[Dataset records]
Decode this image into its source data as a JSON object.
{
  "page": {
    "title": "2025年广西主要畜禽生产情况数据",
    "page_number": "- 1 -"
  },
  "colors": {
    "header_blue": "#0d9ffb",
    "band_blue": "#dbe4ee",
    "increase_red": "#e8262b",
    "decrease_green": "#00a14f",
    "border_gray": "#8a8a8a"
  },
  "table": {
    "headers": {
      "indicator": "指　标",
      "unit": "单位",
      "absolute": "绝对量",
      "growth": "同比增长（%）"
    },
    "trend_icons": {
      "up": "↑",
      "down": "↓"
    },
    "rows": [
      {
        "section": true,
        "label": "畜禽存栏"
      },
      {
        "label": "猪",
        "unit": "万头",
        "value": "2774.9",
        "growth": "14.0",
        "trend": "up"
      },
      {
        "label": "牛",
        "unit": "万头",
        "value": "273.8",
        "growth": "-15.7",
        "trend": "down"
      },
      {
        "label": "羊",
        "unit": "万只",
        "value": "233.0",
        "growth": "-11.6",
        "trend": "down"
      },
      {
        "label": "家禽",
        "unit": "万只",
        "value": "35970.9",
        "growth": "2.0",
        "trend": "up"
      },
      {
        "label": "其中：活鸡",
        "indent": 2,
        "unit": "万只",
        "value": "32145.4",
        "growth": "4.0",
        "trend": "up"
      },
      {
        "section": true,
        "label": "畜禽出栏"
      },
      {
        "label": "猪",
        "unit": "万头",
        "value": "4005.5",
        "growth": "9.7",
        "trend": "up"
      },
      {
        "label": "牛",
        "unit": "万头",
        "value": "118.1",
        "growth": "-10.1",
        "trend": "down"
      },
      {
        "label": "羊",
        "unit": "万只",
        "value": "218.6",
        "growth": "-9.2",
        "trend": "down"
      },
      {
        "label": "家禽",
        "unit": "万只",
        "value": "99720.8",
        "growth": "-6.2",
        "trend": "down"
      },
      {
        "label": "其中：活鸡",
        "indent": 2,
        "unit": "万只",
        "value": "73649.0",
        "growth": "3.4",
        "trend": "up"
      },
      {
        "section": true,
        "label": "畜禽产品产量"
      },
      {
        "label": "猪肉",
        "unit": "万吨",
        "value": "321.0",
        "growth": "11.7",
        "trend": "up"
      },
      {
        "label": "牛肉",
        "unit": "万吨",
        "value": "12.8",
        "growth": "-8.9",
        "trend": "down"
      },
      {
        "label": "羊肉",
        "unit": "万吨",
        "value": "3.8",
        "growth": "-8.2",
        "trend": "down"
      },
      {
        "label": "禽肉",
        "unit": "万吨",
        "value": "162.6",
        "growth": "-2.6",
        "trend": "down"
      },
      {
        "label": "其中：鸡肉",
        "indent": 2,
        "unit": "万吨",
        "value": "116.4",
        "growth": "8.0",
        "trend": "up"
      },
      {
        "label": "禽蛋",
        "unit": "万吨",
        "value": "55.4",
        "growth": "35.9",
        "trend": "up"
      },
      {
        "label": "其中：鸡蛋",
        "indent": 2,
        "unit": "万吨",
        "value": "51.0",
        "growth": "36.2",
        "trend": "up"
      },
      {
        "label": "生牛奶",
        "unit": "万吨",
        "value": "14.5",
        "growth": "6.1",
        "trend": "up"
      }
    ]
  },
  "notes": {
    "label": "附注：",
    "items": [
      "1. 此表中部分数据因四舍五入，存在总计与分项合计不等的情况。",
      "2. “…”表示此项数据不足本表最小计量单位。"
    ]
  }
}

Exercise goal:
Above are some records; repeat all of them exactly.

Completed task:
Decode this image into its source data as a JSON object.
{
  "page": {
    "title": "2025年广西主要畜禽生产情况数据",
    "page_number": "- 1 -"
  },
  "colors": {
    "header_blue": "#0d9ffb",
    "band_blue": "#dbe4ee",
    "increase_red": "#e8262b",
    "decrease_green": "#00a14f",
    "border_gray": "#8a8a8a"
  },
  "table": {
    "headers": {
      "indicator": "指　标",
      "unit": "单位",
      "absolute": "绝对量",
      "growth": "同比增长（%）"
    },
    "trend_icons": {
      "up": "↑",
      "down": "↓"
    },
    "rows": [
      {
        "section": true,
        "label": "畜禽存栏"
      },
      {
        "label": "猪",
        "unit": "万头",
        "value": "2774.9",
        "growth": "14.0",
        "trend": "up"
      },
      {
        "label": "牛",
        "unit": "万头",
        "value": "273.8",
        "growth": "-15.7",
        "trend": "down"
      },
      {
        "label": "羊",
        "unit": "万只",
        "value": "233.0",
        "growth": "-11.6",
        "trend": "down"
      },
      {
        "label": "家禽",
        "unit": "万只",
        "value": "35970.9",
        "growth": "2.0",
        "trend": "up"
      },
      {
        "label": "其中：活鸡",
        "indent": 2,
        "unit": "万只",
        "value": "32145.4",
        "growth": "4.0",
        "trend": "up"
      },
      {
        "section": true,
        "label": "畜禽出栏"
      },
      {
        "label": "猪",
        "unit": "万头",
        "value": "4005.5",
        "growth": "9.7",
        "trend": "up"
      },
      {
        "label": "牛",
        "unit": "万头",
        "value": "118.1",
        "growth": "-10.1",
        "trend": "down"
      },
      {
        "label": "羊",
        "unit": "万只",
        "value": "218.6",
        "growth": "-9.2",
        "trend": "down"
      },
      {
        "label": "家禽",
        "unit": "万只",
        "value": "99720.8",
        "growth": "-6.2",
        "trend": "down"
      },
      {
        "label": "其中：活鸡",
        "indent": 2,
        "unit": "万只",
        "value": "73649.0",
        "growth": "3.4",
        "trend": "up"
      },
      {
        "section": true,
        "label": "畜禽产品产量"
      },
      {
        "label": "猪肉",
        "unit": "万吨",
        "value": "321.0",
        "growth": "11.7",
        "trend": "up"
      },
      {
        "label": "牛肉",
        "unit": "万吨",
        "value": "12.8",
        "growth": "-8.9",
        "trend": "down"
      },
      {
        "label": "羊肉",
        "unit": "万吨",
        "value": "3.8",
        "growth": "-8.2",
        "trend": "down"
      },
      {
        "label": "禽肉",
        "unit": "万吨",
        "value": "162.6",
        "growth": "-2.6",
        "trend": "down"
      },
      {
        "label": "其中：鸡肉",
        "indent": 2,
        "unit": "万吨",
        "value": "116.4",
        "growth": "8.0",
        "trend": "up"
      },
      {
        "label": "禽蛋",
        "unit": "万吨",
        "value": "55.4",
        "growth": "35.9",
        "trend": "up"
      },
      {
        "label": "其中：鸡蛋",
        "indent": 2,
        "unit": "万吨",
        "value": "51.0",
        "growth": "36.2",
        "trend": "up"
      },
      {
        "label": "生牛奶",
        "unit": "万吨",
        "value": "14.5",
        "growth": "6.1",
        "trend": "up"
      }
    ]
  },
  "notes": {
    "label": "附注：",
    "items": [
      "1. 此表中部分数据因四舍五入，存在总计与分项合计不等的情况。",
      "2. “…”表示此项数据不足本表最小计量单位。"
    ]
  }
}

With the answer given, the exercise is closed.